◆ **Task to carry out**:
Please write out the entire listing below exactly, excluding its pictures.

---------- Extracted material ----------

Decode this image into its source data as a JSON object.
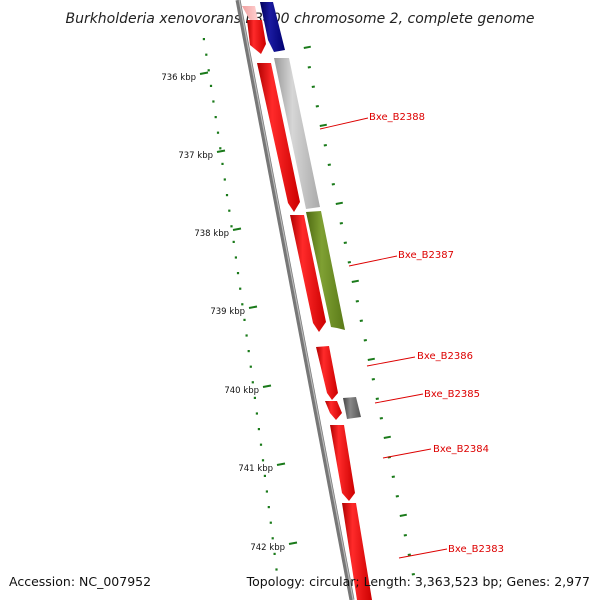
{
  "title": "Burkholderia xenovorans LB400 chromosome 2, complete genome",
  "footer": {
    "accession": "Accession: NC_007952",
    "summary": "Topology: circular; Length: 3,363,523 bp; Genes: 2,977"
  },
  "ticks": [
    "736 kbp",
    "737 kbp",
    "738 kbp",
    "739 kbp",
    "740 kbp",
    "741 kbp",
    "742 kbp"
  ],
  "genes": [
    {
      "label": "Bxe_B2388"
    },
    {
      "label": "Bxe_B2387"
    },
    {
      "label": "Bxe_B2386"
    },
    {
      "label": "Bxe_B2385"
    },
    {
      "label": "Bxe_B2384"
    },
    {
      "label": "Bxe_B2383"
    }
  ],
  "colors": {
    "cds": "#ff0000",
    "backbone": "#888888",
    "ruler": "#1a7a1a",
    "label": "#dd0000",
    "gray_feature": "#c0c0c0",
    "olive_feature": "#6b8e23",
    "navy_feature": "#000080",
    "dark_gray_feature": "#666666"
  }
}
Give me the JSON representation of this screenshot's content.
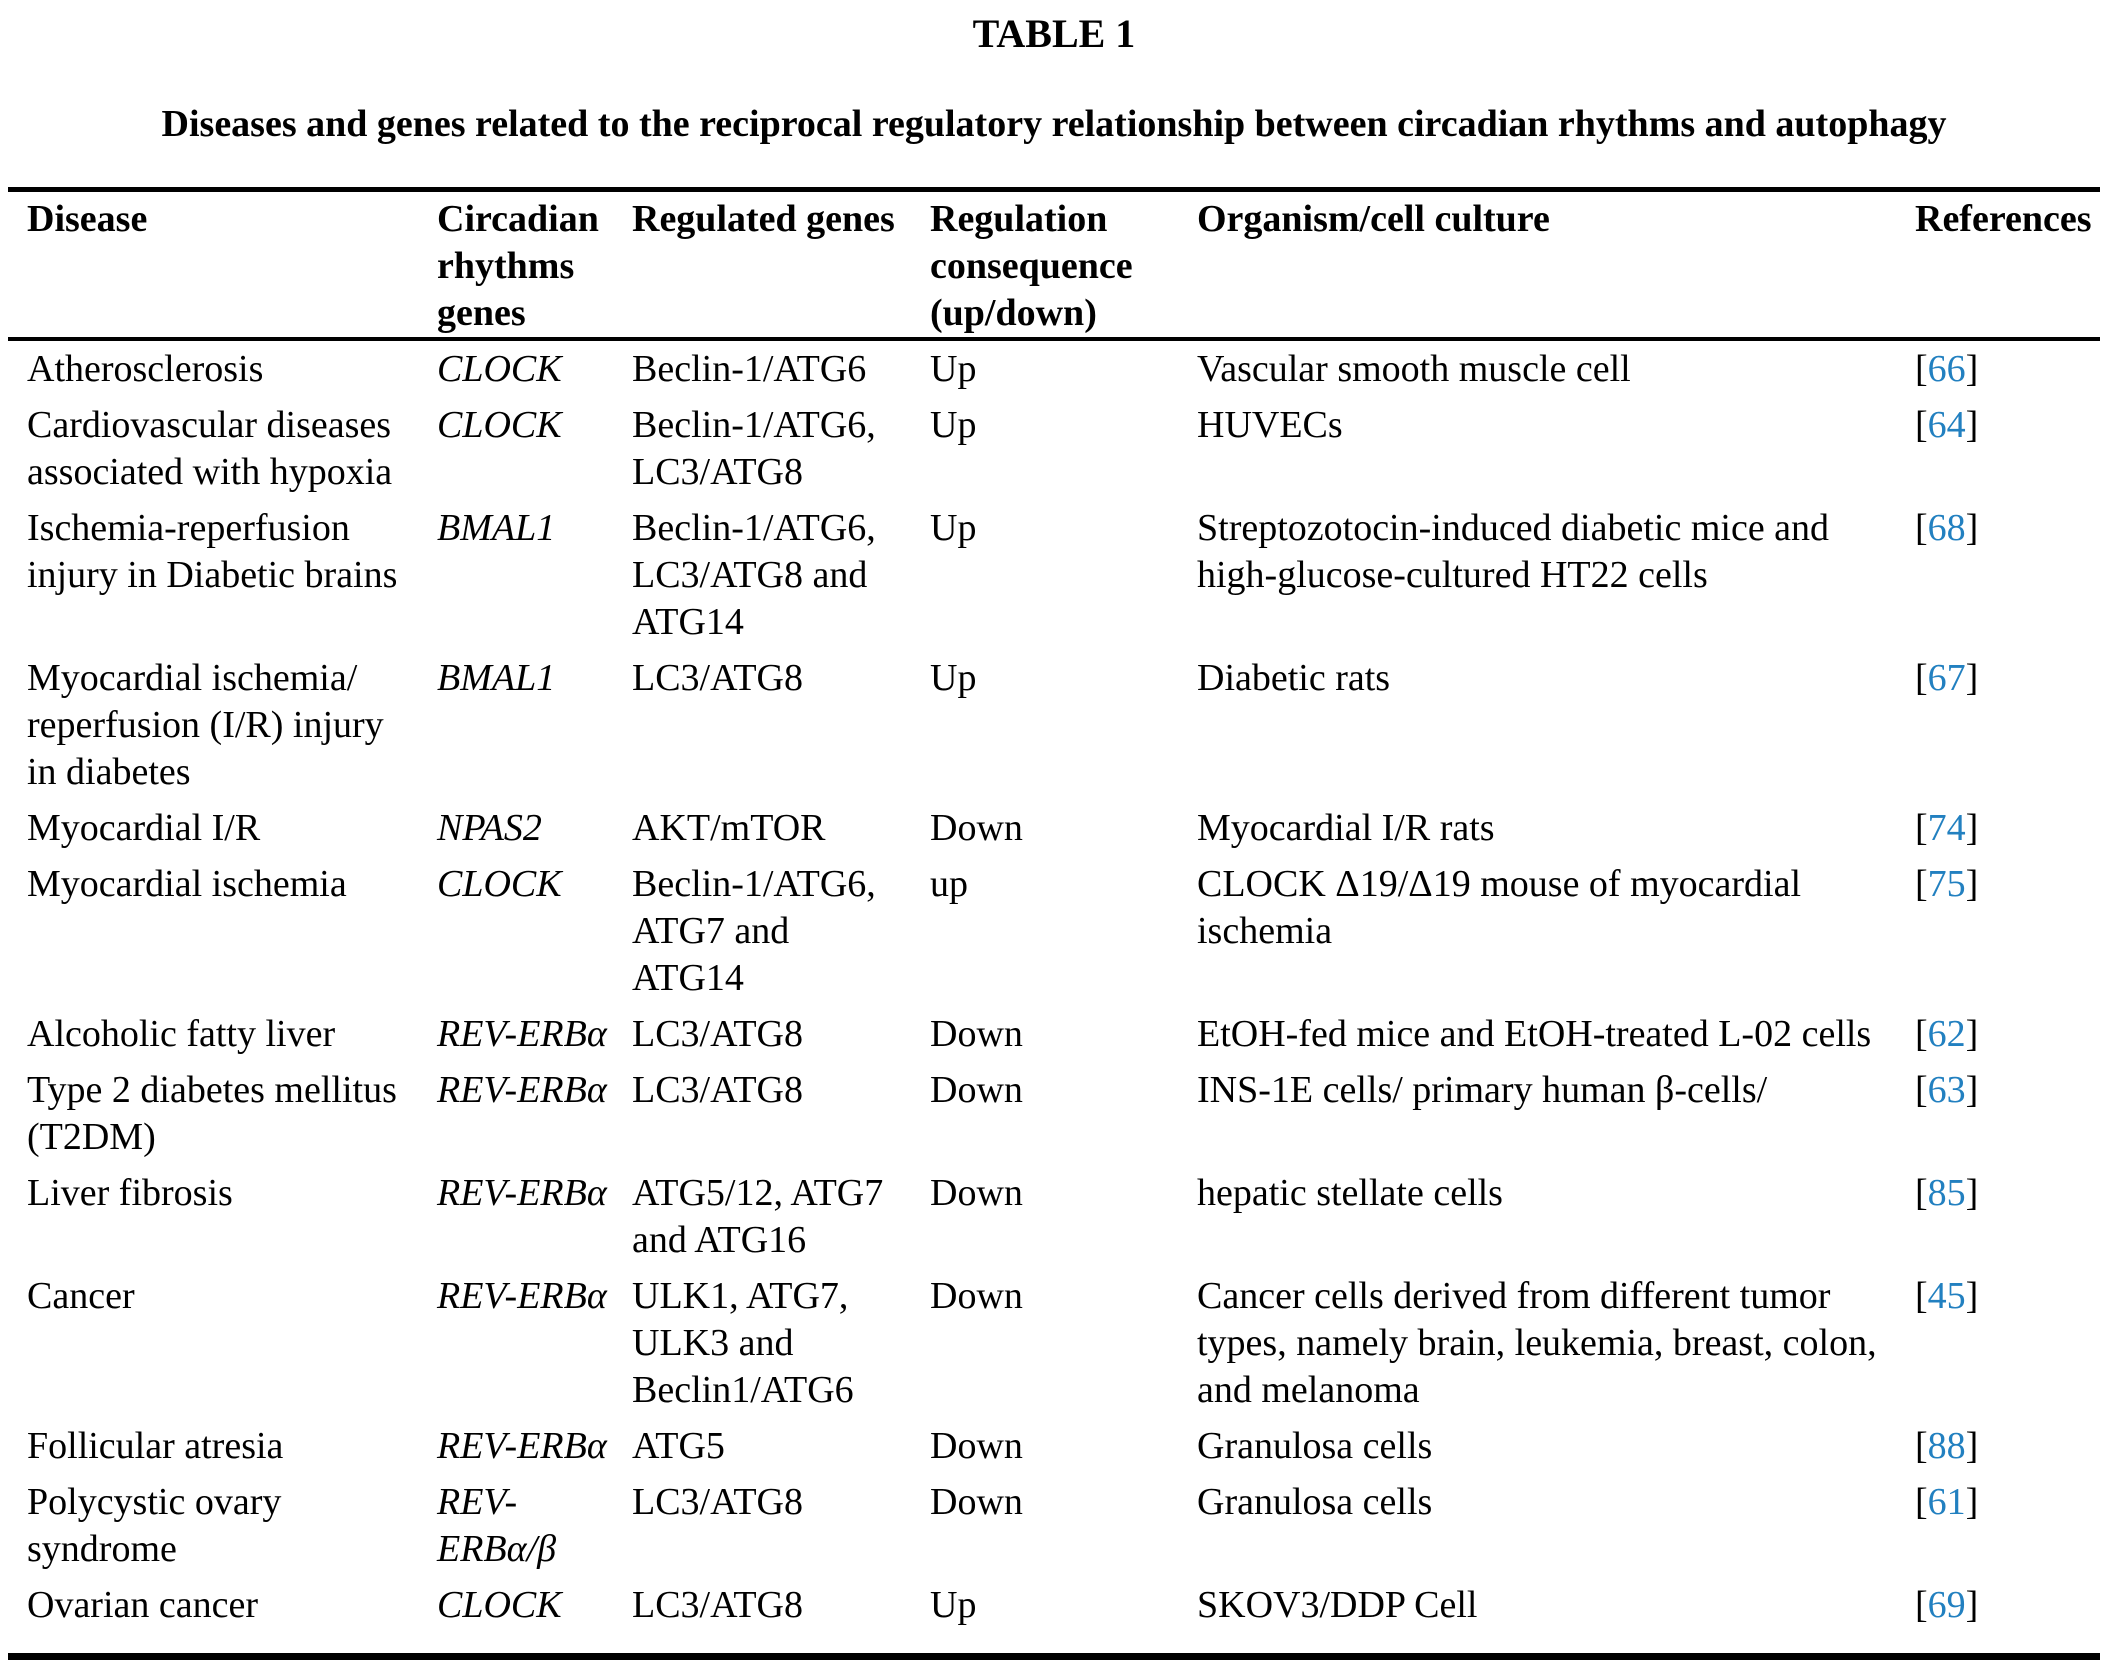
{
  "page": {
    "table_label": "TABLE 1",
    "caption": "Diseases and genes related to the reciprocal regulatory relationship between circadian rhythms and autophagy"
  },
  "table": {
    "reference_color": "#2280c0",
    "bracket_open": "[",
    "bracket_close": "]",
    "columns": [
      {
        "label": "Disease"
      },
      {
        "label": "Circadian\nrhythms\ngenes"
      },
      {
        "label": "Regulated genes"
      },
      {
        "label": "Regulation\nconsequence\n(up/down)"
      },
      {
        "label": "Organism/cell culture"
      },
      {
        "label": "References"
      }
    ],
    "rows": [
      {
        "disease": "Atherosclerosis",
        "circadian_genes": "CLOCK",
        "regulated_genes": "Beclin-1/ATG6",
        "regulation": "Up",
        "organism": "Vascular smooth muscle cell",
        "ref": "66"
      },
      {
        "disease": "Cardiovascular diseases\nassociated with hypoxia",
        "circadian_genes": "CLOCK",
        "regulated_genes": "Beclin-1/ATG6,\nLC3/ATG8",
        "regulation": "Up",
        "organism": "HUVECs",
        "ref": "64"
      },
      {
        "disease": "Ischemia-reperfusion\ninjury in Diabetic brains",
        "circadian_genes": "BMAL1",
        "regulated_genes": "Beclin-1/ATG6,\nLC3/ATG8 and\nATG14",
        "regulation": "Up",
        "organism": "Streptozotocin-induced diabetic mice and\nhigh-glucose-cultured HT22 cells",
        "ref": "68"
      },
      {
        "disease": "Myocardial ischemia/\nreperfusion (I/R) injury\nin diabetes",
        "circadian_genes": "BMAL1",
        "regulated_genes": "LC3/ATG8",
        "regulation": "Up",
        "organism": "Diabetic rats",
        "ref": "67"
      },
      {
        "disease": "Myocardial I/R",
        "circadian_genes": "NPAS2",
        "regulated_genes": "AKT/mTOR",
        "regulation": "Down",
        "organism": "Myocardial I/R rats",
        "ref": "74"
      },
      {
        "disease": "Myocardial ischemia",
        "circadian_genes": "CLOCK",
        "regulated_genes": "Beclin-1/ATG6,\nATG7 and\nATG14",
        "regulation": "up",
        "organism": "CLOCK Δ19/Δ19 mouse of myocardial\nischemia",
        "ref": "75"
      },
      {
        "disease": "Alcoholic fatty liver",
        "circadian_genes": "REV-ERBα",
        "regulated_genes": "LC3/ATG8",
        "regulation": "Down",
        "organism": "EtOH-fed mice and EtOH-treated L-02 cells",
        "ref": "62"
      },
      {
        "disease": "Type 2 diabetes mellitus\n(T2DM)",
        "circadian_genes": "REV-ERBα",
        "regulated_genes": "LC3/ATG8",
        "regulation": "Down",
        "organism": "INS-1E cells/ primary human β-cells/",
        "ref": "63"
      },
      {
        "disease": "Liver fibrosis",
        "circadian_genes": "REV-ERBα",
        "regulated_genes": "ATG5/12, ATG7\nand ATG16",
        "regulation": "Down",
        "organism": "hepatic stellate cells",
        "ref": "85"
      },
      {
        "disease": "Cancer",
        "circadian_genes": "REV-ERBα",
        "regulated_genes": "ULK1, ATG7,\nULK3 and\nBeclin1/ATG6",
        "regulation": "Down",
        "organism": "Cancer cells derived from different tumor\ntypes, namely brain, leukemia, breast, colon,\nand melanoma",
        "ref": "45"
      },
      {
        "disease": "Follicular atresia",
        "circadian_genes": "REV-ERBα",
        "regulated_genes": "ATG5",
        "regulation": "Down",
        "organism": "Granulosa cells",
        "ref": "88"
      },
      {
        "disease": "Polycystic ovary\nsyndrome",
        "circadian_genes": "REV-\nERBα/β",
        "regulated_genes": "LC3/ATG8",
        "regulation": "Down",
        "organism": "Granulosa cells",
        "ref": "61"
      },
      {
        "disease": "Ovarian cancer",
        "circadian_genes": "CLOCK",
        "regulated_genes": "LC3/ATG8",
        "regulation": "Up",
        "organism": "SKOV3/DDP Cell",
        "ref": "69"
      }
    ]
  }
}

----------

◆ **Task output**:
Decode this image into its source data as a JSON object.
{
  "title": "Burkholderia xenovorans LB400 chromosome 2, complete genome",
  "footer": {
    "accession": "Accession: NC_007952",
    "summary": "Topology: circular; Length: 3,363,523 bp; Genes: 2,977"
  },
  "ticks": [
    "736 kbp",
    "737 kbp",
    "738 kbp",
    "739 kbp",
    "740 kbp",
    "741 kbp",
    "742 kbp"
  ],
  "genes": [
    {
      "label": "Bxe_B2388"
    },
    {
      "label": "Bxe_B2387"
    },
    {
      "label": "Bxe_B2386"
    },
    {
      "label": "Bxe_B2385"
    },
    {
      "label": "Bxe_B2384"
    },
    {
      "label": "Bxe_B2383"
    }
  ],
  "colors": {
    "cds": "#ff0000",
    "backbone": "#888888",
    "ruler": "#1a7a1a",
    "label": "#dd0000",
    "gray_feature": "#c0c0c0",
    "olive_feature": "#6b8e23",
    "navy_feature": "#000080",
    "dark_gray_feature": "#666666"
  }
}
Give me the JSON representation of this screenshot's content.
{
  "page": {
    "table_label": "TABLE 1",
    "caption": "Diseases and genes related to the reciprocal regulatory relationship between circadian rhythms and autophagy"
  },
  "table": {
    "reference_color": "#2280c0",
    "bracket_open": "[",
    "bracket_close": "]",
    "columns": [
      {
        "label": "Disease"
      },
      {
        "label": "Circadian\nrhythms\ngenes"
      },
      {
        "label": "Regulated genes"
      },
      {
        "label": "Regulation\nconsequence\n(up/down)"
      },
      {
        "label": "Organism/cell culture"
      },
      {
        "label": "References"
      }
    ],
    "rows": [
      {
        "disease": "Atherosclerosis",
        "circadian_genes": "CLOCK",
        "regulated_genes": "Beclin-1/ATG6",
        "regulation": "Up",
        "organism": "Vascular smooth muscle cell",
        "ref": "66"
      },
      {
        "disease": "Cardiovascular diseases\nassociated with hypoxia",
        "circadian_genes": "CLOCK",
        "regulated_genes": "Beclin-1/ATG6,\nLC3/ATG8",
        "regulation": "Up",
        "organism": "HUVECs",
        "ref": "64"
      },
      {
        "disease": "Ischemia-reperfusion\ninjury in Diabetic brains",
        "circadian_genes": "BMAL1",
        "regulated_genes": "Beclin-1/ATG6,\nLC3/ATG8 and\nATG14",
        "regulation": "Up",
        "organism": "Streptozotocin-induced diabetic mice and\nhigh-glucose-cultured HT22 cells",
        "ref": "68"
      },
      {
        "disease": "Myocardial ischemia/\nreperfusion (I/R) injury\nin diabetes",
        "circadian_genes": "BMAL1",
        "regulated_genes": "LC3/ATG8",
        "regulation": "Up",
        "organism": "Diabetic rats",
        "ref": "67"
      },
      {
        "disease": "Myocardial I/R",
        "circadian_genes": "NPAS2",
        "regulated_genes": "AKT/mTOR",
        "regulation": "Down",
        "organism": "Myocardial I/R rats",
        "ref": "74"
      },
      {
        "disease": "Myocardial ischemia",
        "circadian_genes": "CLOCK",
        "regulated_genes": "Beclin-1/ATG6,\nATG7 and\nATG14",
        "regulation": "up",
        "organism": "CLOCK Δ19/Δ19 mouse of myocardial\nischemia",
        "ref": "75"
      },
      {
        "disease": "Alcoholic fatty liver",
        "circadian_genes": "REV-ERBα",
        "regulated_genes": "LC3/ATG8",
        "regulation": "Down",
        "organism": "EtOH-fed mice and EtOH-treated L-02 cells",
        "ref": "62"
      },
      {
        "disease": "Type 2 diabetes mellitus\n(T2DM)",
        "circadian_genes": "REV-ERBα",
        "regulated_genes": "LC3/ATG8",
        "regulation": "Down",
        "organism": "INS-1E cells/ primary human β-cells/",
        "ref": "63"
      },
      {
        "disease": "Liver fibrosis",
        "circadian_genes": "REV-ERBα",
        "regulated_genes": "ATG5/12, ATG7\nand ATG16",
        "regulation": "Down",
        "organism": "hepatic stellate cells",
        "ref": "85"
      },
      {
        "disease": "Cancer",
        "circadian_genes": "REV-ERBα",
        "regulated_genes": "ULK1, ATG7,\nULK3 and\nBeclin1/ATG6",
        "regulation": "Down",
        "organism": "Cancer cells derived from different tumor\ntypes, namely brain, leukemia, breast, colon,\nand melanoma",
        "ref": "45"
      },
      {
        "disease": "Follicular atresia",
        "circadian_genes": "REV-ERBα",
        "regulated_genes": "ATG5",
        "regulation": "Down",
        "organism": "Granulosa cells",
        "ref": "88"
      },
      {
        "disease": "Polycystic ovary\nsyndrome",
        "circadian_genes": "REV-\nERBα/β",
        "regulated_genes": "LC3/ATG8",
        "regulation": "Down",
        "organism": "Granulosa cells",
        "ref": "61"
      },
      {
        "disease": "Ovarian cancer",
        "circadian_genes": "CLOCK",
        "regulated_genes": "LC3/ATG8",
        "regulation": "Up",
        "organism": "SKOV3/DDP Cell",
        "ref": "69"
      }
    ]
  }
}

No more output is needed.